■ **EXERCISE PROMPT**
Every line that includes the word "JSON" is to be listed.

[Extracted data entries]

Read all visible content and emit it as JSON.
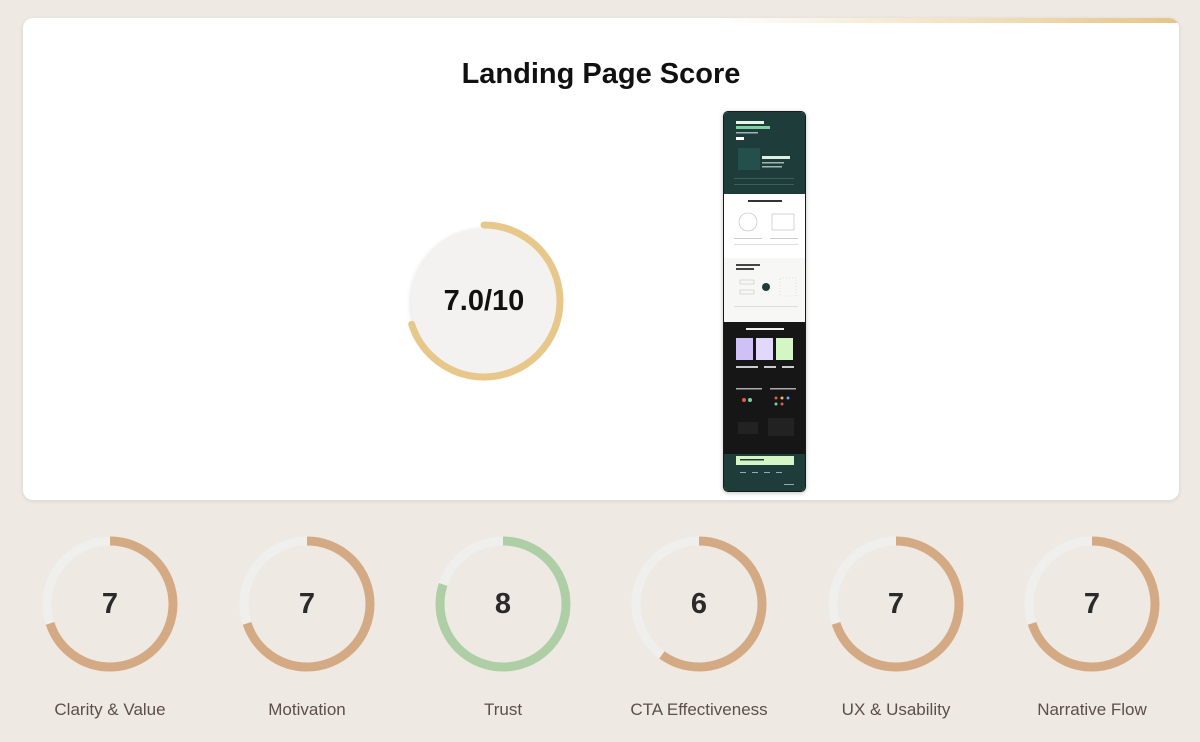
{
  "header": {
    "title": "Landing Page Score"
  },
  "overall": {
    "score_text": "7.0/10",
    "score": 7.0,
    "max": 10,
    "color": "#e7c88a",
    "track_color": "#f3f2f1"
  },
  "thumbnail": {
    "icon": "landing-page-screenshot"
  },
  "metrics": [
    {
      "label": "Clarity & Value",
      "value": "7",
      "score": 7,
      "color": "#d4aa84"
    },
    {
      "label": "Motivation",
      "value": "7",
      "score": 7,
      "color": "#d4aa84"
    },
    {
      "label": "Trust",
      "value": "8",
      "score": 8,
      "color": "#aecfa5"
    },
    {
      "label": "CTA Effectiveness",
      "value": "6",
      "score": 6,
      "color": "#d4aa84"
    },
    {
      "label": "UX & Usability",
      "value": "7",
      "score": 7,
      "color": "#d4aa84"
    },
    {
      "label": "Narrative Flow",
      "value": "7",
      "score": 7,
      "color": "#d4aa84"
    }
  ],
  "metric_max": 10,
  "metric_track_color": "#efefee"
}
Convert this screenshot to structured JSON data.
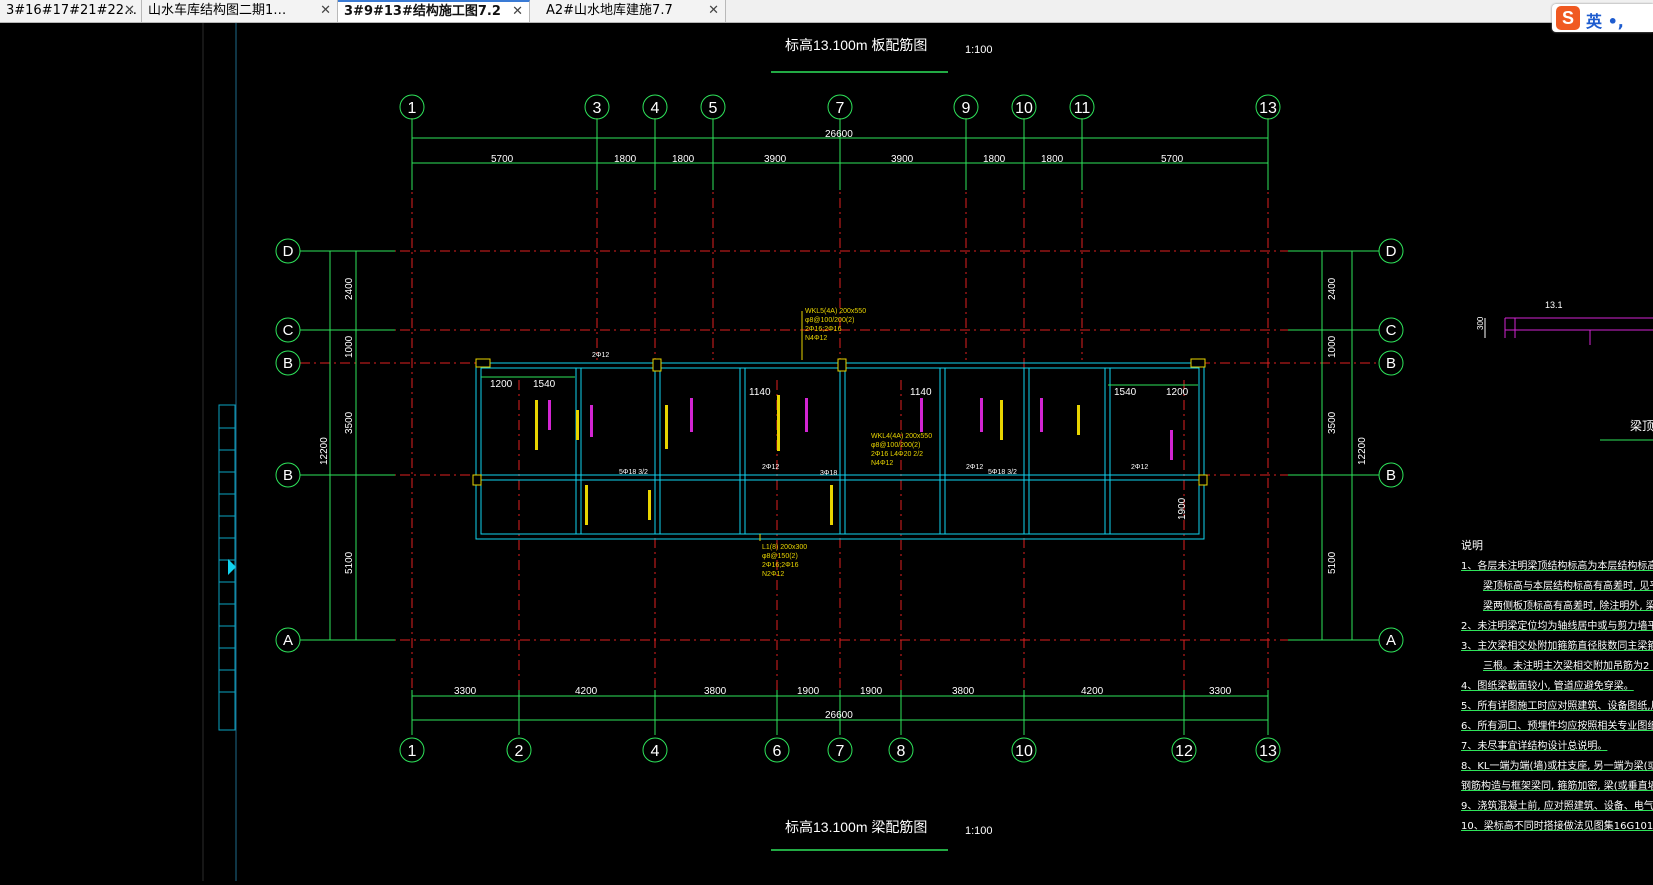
{
  "tabs": [
    {
      "label": "3#16#17#21#22…",
      "active": false
    },
    {
      "label": "山水车库结构图二期1…",
      "active": false
    },
    {
      "label": "3#9#13#结构施工图7.2",
      "active": true
    },
    {
      "label": "A2#山水地库建施7.7",
      "active": false
    }
  ],
  "tab_close_glyph": "✕",
  "ime": {
    "logo": "S",
    "text": "英 •,"
  },
  "drawing": {
    "top_title": "标高13.100m  板配筋图",
    "bottom_title": "标高13.100m  梁配筋图",
    "scale": "1:100",
    "top_axes": [
      "1",
      "3",
      "4",
      "5",
      "7",
      "9",
      "10",
      "11",
      "13"
    ],
    "bottom_axes": [
      "1",
      "2",
      "4",
      "6",
      "7",
      "8",
      "10",
      "12",
      "13"
    ],
    "left_axes": [
      "D",
      "C",
      "B",
      "B",
      "A"
    ],
    "right_axes": [
      "D",
      "C",
      "B",
      "B",
      "A"
    ],
    "top_total": "26600",
    "top_dims": [
      "5700",
      "1800",
      "1800",
      "3900",
      "3900",
      "1800",
      "1800",
      "5700"
    ],
    "bottom_total": "26600",
    "bottom_dims": [
      "3300",
      "4200",
      "3800",
      "1900",
      "1900",
      "3800",
      "4200",
      "3300"
    ],
    "left_dims": [
      "2400",
      "1000",
      "3500",
      "5100"
    ],
    "left_total": "12200",
    "right_dims": [
      "2400",
      "1000",
      "3500",
      "5100"
    ],
    "right_total": "12200",
    "plan_dims": [
      "1200",
      "1540",
      "1140",
      "1140",
      "1540",
      "1200",
      "1900"
    ],
    "beam_labels": [
      "WKL5(4A) 200x550",
      "φ8@100/200(2)",
      "2Φ16;2Φ16",
      "N4Φ12",
      "WKL4(4A) 200x550",
      "φ8@100/200(2)",
      "2Φ16 L4Φ20 2/2",
      "N4Φ12",
      "L1(8) 200x300",
      "φ8@150(2)",
      "2Φ16;2Φ16",
      "N2Φ12",
      "2Φ12",
      "3Φ18",
      "5Φ18 3/2",
      "2Φ12",
      "2Φ12",
      "5Φ18 3/2",
      "2Φ12"
    ],
    "right_section_label": "13.1",
    "right_section_dim": "300",
    "right_label": "梁顶"
  },
  "notes": {
    "title": "说明",
    "lines": [
      "1、各层未注明梁顶结构标高为本层结构标高, 当",
      "梁顶标高与本层结构标高有高差时, 见平面标",
      "梁两侧板顶标高有高差时, 除注明外, 梁顶标",
      "2、未注明梁定位均为轴线居中或与剪力墙平齐",
      "3、主次梁相交处附加箍筋直径肢数同主梁箍筋",
      "三根。未注明主次梁相交附加吊筋为2 Φ",
      "4、图纸梁截面较小, 管道应避免穿梁。",
      "5、所有详图施工时应对照建筑、设备图纸,尺寸",
      "6、所有洞口、预埋件均应按照相关专业图纸预留",
      "7、未尽事宜详结构设计总说明。",
      "8、KL一端为端(墙)或柱支座, 另一端为梁(或",
      "钢筋构造与框架梁同, 箍筋加密, 梁(或垂直墙)支座",
      "9、浇筑混凝土前, 应对照建筑、设备、电气图纸",
      "10、梁标高不同时搭接做法见图集16G101-1"
    ]
  }
}
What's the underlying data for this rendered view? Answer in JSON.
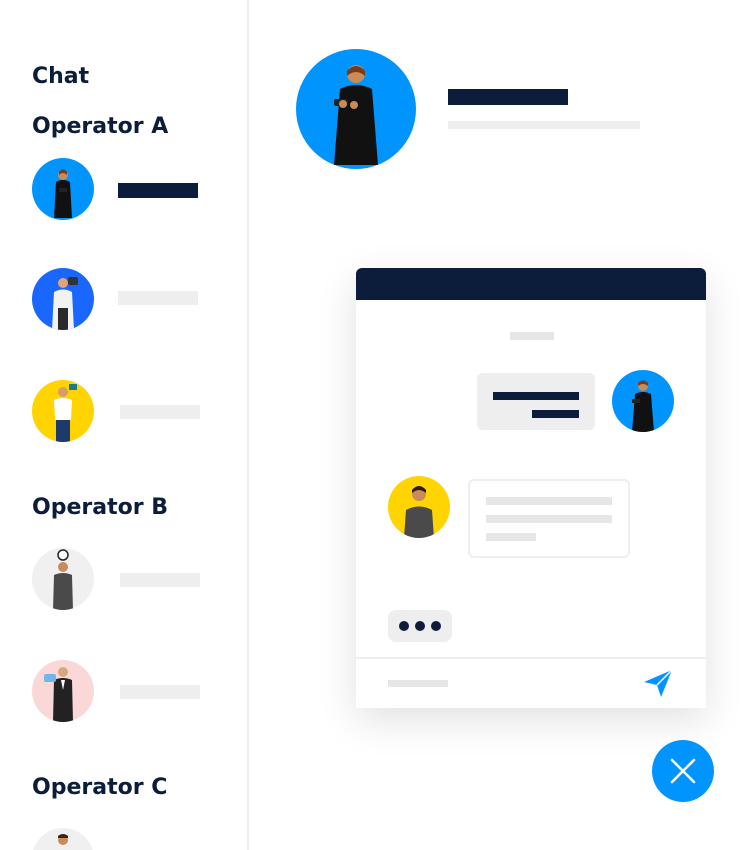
{
  "sidebar": {
    "title": "Chat",
    "groups": [
      {
        "label": "Operator A"
      },
      {
        "label": "Operator B"
      },
      {
        "label": "Operator C"
      }
    ]
  },
  "colors": {
    "navy": "#0b1d3a",
    "blue": "#0094ff",
    "royal_blue": "#1967ff",
    "yellow": "#ffd400",
    "light_gray": "#eeeeee",
    "pale_gray": "#f0f0f0",
    "salmon": "#fbd8d8"
  },
  "icons": {
    "send": "paper-plane-icon",
    "close": "close-icon"
  }
}
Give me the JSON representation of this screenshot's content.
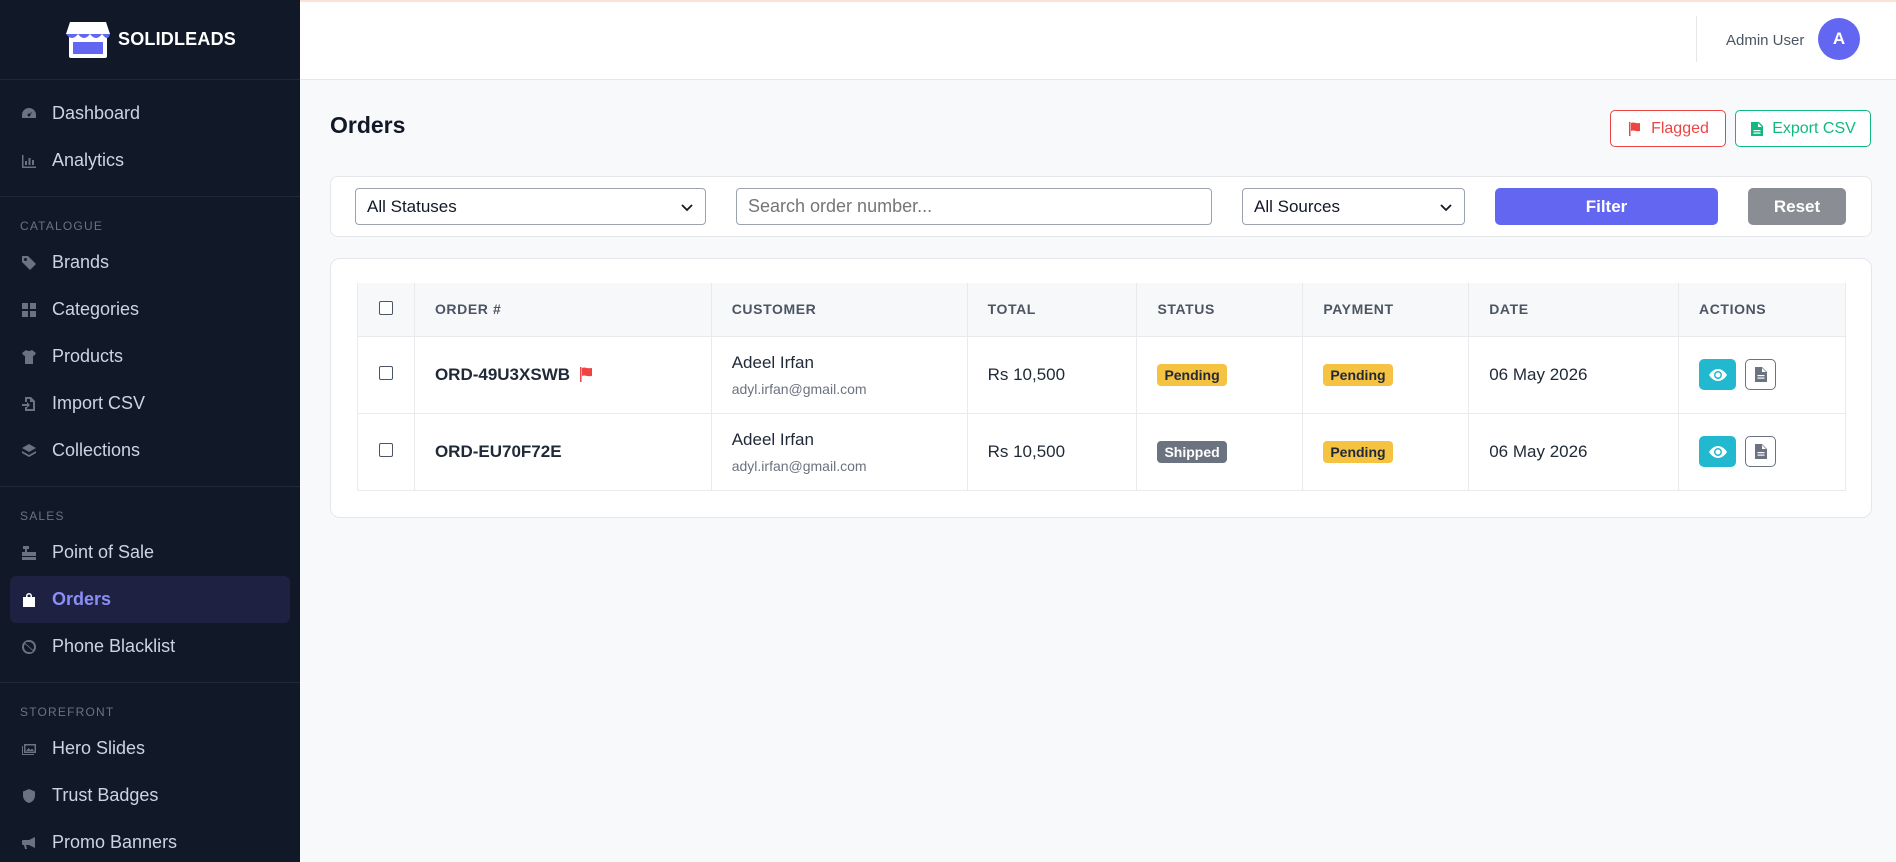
{
  "brand": {
    "name": "SOLIDLEADS"
  },
  "sidebar": {
    "top_items": [
      {
        "label": "Dashboard",
        "icon": "gauge-icon"
      },
      {
        "label": "Analytics",
        "icon": "chart-icon"
      }
    ],
    "sections": [
      {
        "title": "CATALOGUE",
        "items": [
          {
            "label": "Brands",
            "icon": "tag-icon"
          },
          {
            "label": "Categories",
            "icon": "grid-icon"
          },
          {
            "label": "Products",
            "icon": "shirt-icon"
          },
          {
            "label": "Import CSV",
            "icon": "file-import-icon"
          },
          {
            "label": "Collections",
            "icon": "layers-icon"
          }
        ]
      },
      {
        "title": "SALES",
        "items": [
          {
            "label": "Point of Sale",
            "icon": "cash-register-icon"
          },
          {
            "label": "Orders",
            "icon": "bag-icon",
            "active": true
          },
          {
            "label": "Phone Blacklist",
            "icon": "ban-icon"
          }
        ]
      },
      {
        "title": "STOREFRONT",
        "items": [
          {
            "label": "Hero Slides",
            "icon": "images-icon"
          },
          {
            "label": "Trust Badges",
            "icon": "shield-icon"
          },
          {
            "label": "Promo Banners",
            "icon": "megaphone-icon"
          }
        ]
      }
    ]
  },
  "topbar": {
    "user_name": "Admin User",
    "avatar_initial": "A"
  },
  "page": {
    "title": "Orders",
    "flagged_label": "Flagged",
    "export_label": "Export CSV"
  },
  "filters": {
    "status_value": "All Statuses",
    "search_placeholder": "Search order number...",
    "source_value": "All Sources",
    "filter_label": "Filter",
    "reset_label": "Reset"
  },
  "table": {
    "headers": [
      "ORDER #",
      "CUSTOMER",
      "TOTAL",
      "STATUS",
      "PAYMENT",
      "DATE",
      "ACTIONS"
    ],
    "rows": [
      {
        "order": "ORD-49U3XSWB",
        "flagged": true,
        "customer": "Adeel Irfan",
        "email": "adyl.irfan@gmail.com",
        "total": "Rs 10,500",
        "status": "Pending",
        "payment": "Pending",
        "date": "06 May 2026"
      },
      {
        "order": "ORD-EU70F72E",
        "flagged": false,
        "customer": "Adeel Irfan",
        "email": "adyl.irfan@gmail.com",
        "total": "Rs 10,500",
        "status": "Shipped",
        "payment": "Pending",
        "date": "06 May 2026"
      }
    ]
  },
  "colors": {
    "sidebar_bg": "#111827",
    "accent": "#6366f1",
    "danger": "#ef4444",
    "success": "#10b981",
    "info": "#22b8cf",
    "warning": "#f5c242"
  }
}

■ **ANSWER FOR THIS EXERCISE**
Read all visible content and emit it as JSON.
Convert this screenshot to structured JSON data.
What's the underlying data for this rendered view? Answer in JSON.
Give me the JSON representation of this screenshot's content.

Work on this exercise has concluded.